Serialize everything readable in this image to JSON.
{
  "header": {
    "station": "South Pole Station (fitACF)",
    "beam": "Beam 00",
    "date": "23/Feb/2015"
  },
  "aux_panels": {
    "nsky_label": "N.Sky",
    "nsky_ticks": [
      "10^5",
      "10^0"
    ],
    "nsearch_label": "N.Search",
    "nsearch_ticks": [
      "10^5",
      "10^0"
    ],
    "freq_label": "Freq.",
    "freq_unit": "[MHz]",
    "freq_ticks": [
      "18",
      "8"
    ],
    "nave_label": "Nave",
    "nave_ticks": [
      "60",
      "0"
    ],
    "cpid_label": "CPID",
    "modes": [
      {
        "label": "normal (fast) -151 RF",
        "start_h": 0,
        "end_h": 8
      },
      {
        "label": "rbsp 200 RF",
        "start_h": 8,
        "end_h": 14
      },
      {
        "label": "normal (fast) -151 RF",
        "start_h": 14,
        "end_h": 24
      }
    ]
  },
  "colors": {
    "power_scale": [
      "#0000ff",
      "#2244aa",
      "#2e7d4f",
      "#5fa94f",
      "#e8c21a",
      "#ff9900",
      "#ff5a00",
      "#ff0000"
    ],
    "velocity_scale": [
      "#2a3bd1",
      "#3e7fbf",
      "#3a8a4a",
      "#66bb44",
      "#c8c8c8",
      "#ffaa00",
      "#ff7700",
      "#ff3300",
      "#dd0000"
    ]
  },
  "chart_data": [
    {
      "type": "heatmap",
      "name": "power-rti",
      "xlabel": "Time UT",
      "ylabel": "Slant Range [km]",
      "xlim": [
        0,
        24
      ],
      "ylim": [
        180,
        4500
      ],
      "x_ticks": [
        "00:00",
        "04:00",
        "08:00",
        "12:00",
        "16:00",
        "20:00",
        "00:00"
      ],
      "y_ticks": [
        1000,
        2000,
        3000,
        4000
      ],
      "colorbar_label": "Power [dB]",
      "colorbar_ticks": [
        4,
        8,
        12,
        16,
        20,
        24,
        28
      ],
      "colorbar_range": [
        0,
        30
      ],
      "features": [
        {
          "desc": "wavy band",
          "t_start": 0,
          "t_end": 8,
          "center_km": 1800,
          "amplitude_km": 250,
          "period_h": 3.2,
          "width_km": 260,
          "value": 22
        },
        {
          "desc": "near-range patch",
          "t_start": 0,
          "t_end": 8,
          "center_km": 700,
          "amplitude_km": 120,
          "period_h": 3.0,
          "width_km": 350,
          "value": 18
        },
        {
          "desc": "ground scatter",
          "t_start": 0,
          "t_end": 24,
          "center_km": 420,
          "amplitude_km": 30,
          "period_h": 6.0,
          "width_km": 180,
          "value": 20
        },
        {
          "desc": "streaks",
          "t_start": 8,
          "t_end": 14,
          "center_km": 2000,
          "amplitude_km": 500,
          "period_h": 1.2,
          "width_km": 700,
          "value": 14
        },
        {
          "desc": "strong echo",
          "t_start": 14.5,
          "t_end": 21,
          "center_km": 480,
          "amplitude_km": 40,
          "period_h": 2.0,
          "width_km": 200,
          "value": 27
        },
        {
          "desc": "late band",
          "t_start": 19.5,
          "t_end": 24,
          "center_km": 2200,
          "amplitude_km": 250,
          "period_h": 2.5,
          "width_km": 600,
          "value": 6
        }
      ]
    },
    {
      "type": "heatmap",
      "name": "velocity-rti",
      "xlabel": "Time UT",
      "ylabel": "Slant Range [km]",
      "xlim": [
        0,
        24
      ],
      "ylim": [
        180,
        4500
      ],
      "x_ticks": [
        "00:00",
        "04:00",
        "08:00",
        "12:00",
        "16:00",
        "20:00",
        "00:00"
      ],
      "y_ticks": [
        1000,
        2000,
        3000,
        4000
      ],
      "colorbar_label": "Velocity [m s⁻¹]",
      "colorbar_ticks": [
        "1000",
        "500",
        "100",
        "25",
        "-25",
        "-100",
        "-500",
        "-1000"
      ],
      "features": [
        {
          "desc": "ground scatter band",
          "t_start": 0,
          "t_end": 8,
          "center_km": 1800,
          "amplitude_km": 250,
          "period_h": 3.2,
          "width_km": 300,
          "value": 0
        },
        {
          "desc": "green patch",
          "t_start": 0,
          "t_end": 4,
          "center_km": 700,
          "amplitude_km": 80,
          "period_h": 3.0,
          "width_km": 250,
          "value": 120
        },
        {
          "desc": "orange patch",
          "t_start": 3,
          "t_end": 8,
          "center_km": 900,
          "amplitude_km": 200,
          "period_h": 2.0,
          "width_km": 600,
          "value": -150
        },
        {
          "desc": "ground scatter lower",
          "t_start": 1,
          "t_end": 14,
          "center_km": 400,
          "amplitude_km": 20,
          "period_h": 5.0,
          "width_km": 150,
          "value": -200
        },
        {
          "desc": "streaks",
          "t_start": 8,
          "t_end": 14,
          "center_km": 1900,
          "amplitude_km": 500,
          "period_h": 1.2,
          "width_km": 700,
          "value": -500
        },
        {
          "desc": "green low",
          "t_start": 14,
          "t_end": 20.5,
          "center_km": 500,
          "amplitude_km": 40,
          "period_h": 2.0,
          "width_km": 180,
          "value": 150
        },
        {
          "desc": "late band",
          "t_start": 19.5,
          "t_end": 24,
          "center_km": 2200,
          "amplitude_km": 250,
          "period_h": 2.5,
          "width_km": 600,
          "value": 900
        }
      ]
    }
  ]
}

....

Prompt — List every line in the records above that contains the word "patch".

Finished answer —
          "desc": "near-range patch",
          "desc": "green patch",
          "desc": "orange patch",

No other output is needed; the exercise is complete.